* [Your goal]:
Extract every line that contains the word "Optical".

═══ Material for the task ═══

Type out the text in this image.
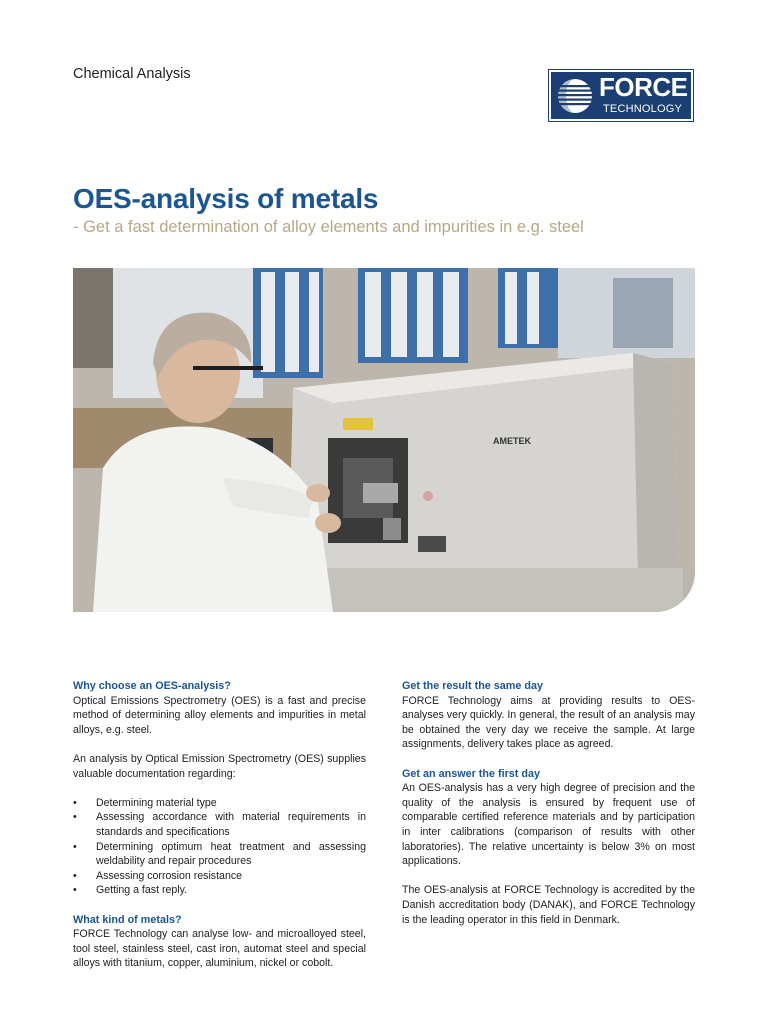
Chemical Analysis	FORCE
TECHNOLOGY
OES-analysis of metals
- Get a fast determination of alloy elements and impurities in e.g. steel
AMETEK
Why choose an OES-analysis?
Optical Emissions Spectrometry (OES) is a fast and precise method of determining alloy elements and impurities in metal alloys, e.g. steel.
An analysis by Optical Emission Spectrometry (OES) supplies valuable documentation regarding:
• Determining material type
• Assessing accordance with material requirements in standards and specifications
• Determining optimum heat treatment and assessing weldability and repair procedures
• Assessing corrosion resistance
• Getting a fast reply.
What kind of metals?
FORCE Technology can analyse low- and microalloyed steel, tool steel, stainless steel, cast iron, automat steel and special alloys with titanium, copper, aluminium, nickel or cobolt.
Get the result the same day
FORCE Technology aims at providing results to OES-analyses very quickly. In general, the result of an analysis may be obtained the very day we receive the sample. At large assignments, delivery takes place as agreed.
Get an answer the first day
An OES-analysis has a very high degree of precision and the quality of the analysis is ensured by frequent use of comparable certified reference materials and by participation in inter calibrations (comparison of results with other laboratories). The relative uncertainty is below 3% on most applications.
The OES-analysis at FORCE Technology is accredited by the Danish accreditation body (DANAK), and FORCE Technology is the leading operator in this field in Denmark.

═══

* [Response to this exercise]:
Optical Emissions Spectrometry (OES) is a fast and precise method of determining alloy elements and impurities in metal alloys, e.g. steel.
An analysis by Optical Emission Spectrometry (OES) supplies valuable documentation regarding:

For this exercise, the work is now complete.